*What to produce:* Quote every line of the data below as it stands, omitting pictures.

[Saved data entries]
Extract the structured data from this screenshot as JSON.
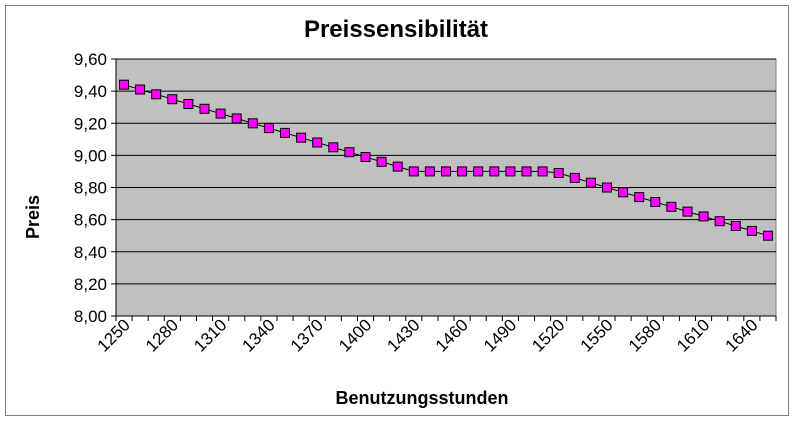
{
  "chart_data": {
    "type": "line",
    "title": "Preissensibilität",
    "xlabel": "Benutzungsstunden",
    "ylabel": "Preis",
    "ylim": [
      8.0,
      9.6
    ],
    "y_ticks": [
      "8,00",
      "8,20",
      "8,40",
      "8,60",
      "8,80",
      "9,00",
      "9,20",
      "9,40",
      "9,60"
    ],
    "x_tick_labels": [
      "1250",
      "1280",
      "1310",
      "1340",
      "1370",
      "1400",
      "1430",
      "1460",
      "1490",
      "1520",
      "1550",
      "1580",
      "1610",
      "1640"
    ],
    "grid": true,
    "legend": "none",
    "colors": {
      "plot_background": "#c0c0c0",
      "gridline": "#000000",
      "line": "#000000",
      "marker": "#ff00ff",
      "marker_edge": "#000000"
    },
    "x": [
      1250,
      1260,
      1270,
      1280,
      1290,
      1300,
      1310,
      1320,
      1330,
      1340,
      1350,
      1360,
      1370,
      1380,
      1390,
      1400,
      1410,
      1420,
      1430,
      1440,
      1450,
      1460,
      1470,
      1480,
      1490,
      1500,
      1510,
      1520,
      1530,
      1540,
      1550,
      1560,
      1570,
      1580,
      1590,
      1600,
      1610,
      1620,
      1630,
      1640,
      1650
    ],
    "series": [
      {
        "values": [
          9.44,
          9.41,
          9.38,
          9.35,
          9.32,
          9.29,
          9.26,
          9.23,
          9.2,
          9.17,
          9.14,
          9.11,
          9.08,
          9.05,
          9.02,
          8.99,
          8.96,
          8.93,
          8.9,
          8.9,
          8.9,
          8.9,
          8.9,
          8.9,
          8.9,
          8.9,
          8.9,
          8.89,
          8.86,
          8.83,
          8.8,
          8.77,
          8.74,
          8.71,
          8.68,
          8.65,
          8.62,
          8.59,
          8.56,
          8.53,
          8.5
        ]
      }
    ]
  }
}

*Complete output:*
Extract the structured data from this screenshot as JSON.
{
  "chart_data": {
    "type": "line",
    "title": "Preissensibilität",
    "xlabel": "Benutzungsstunden",
    "ylabel": "Preis",
    "ylim": [
      8.0,
      9.6
    ],
    "y_ticks": [
      "8,00",
      "8,20",
      "8,40",
      "8,60",
      "8,80",
      "9,00",
      "9,20",
      "9,40",
      "9,60"
    ],
    "x_tick_labels": [
      "1250",
      "1280",
      "1310",
      "1340",
      "1370",
      "1400",
      "1430",
      "1460",
      "1490",
      "1520",
      "1550",
      "1580",
      "1610",
      "1640"
    ],
    "grid": true,
    "legend": "none",
    "colors": {
      "plot_background": "#c0c0c0",
      "gridline": "#000000",
      "line": "#000000",
      "marker": "#ff00ff",
      "marker_edge": "#000000"
    },
    "x": [
      1250,
      1260,
      1270,
      1280,
      1290,
      1300,
      1310,
      1320,
      1330,
      1340,
      1350,
      1360,
      1370,
      1380,
      1390,
      1400,
      1410,
      1420,
      1430,
      1440,
      1450,
      1460,
      1470,
      1480,
      1490,
      1500,
      1510,
      1520,
      1530,
      1540,
      1550,
      1560,
      1570,
      1580,
      1590,
      1600,
      1610,
      1620,
      1630,
      1640,
      1650
    ],
    "series": [
      {
        "values": [
          9.44,
          9.41,
          9.38,
          9.35,
          9.32,
          9.29,
          9.26,
          9.23,
          9.2,
          9.17,
          9.14,
          9.11,
          9.08,
          9.05,
          9.02,
          8.99,
          8.96,
          8.93,
          8.9,
          8.9,
          8.9,
          8.9,
          8.9,
          8.9,
          8.9,
          8.9,
          8.9,
          8.89,
          8.86,
          8.83,
          8.8,
          8.77,
          8.74,
          8.71,
          8.68,
          8.65,
          8.62,
          8.59,
          8.56,
          8.53,
          8.5
        ]
      }
    ]
  }
}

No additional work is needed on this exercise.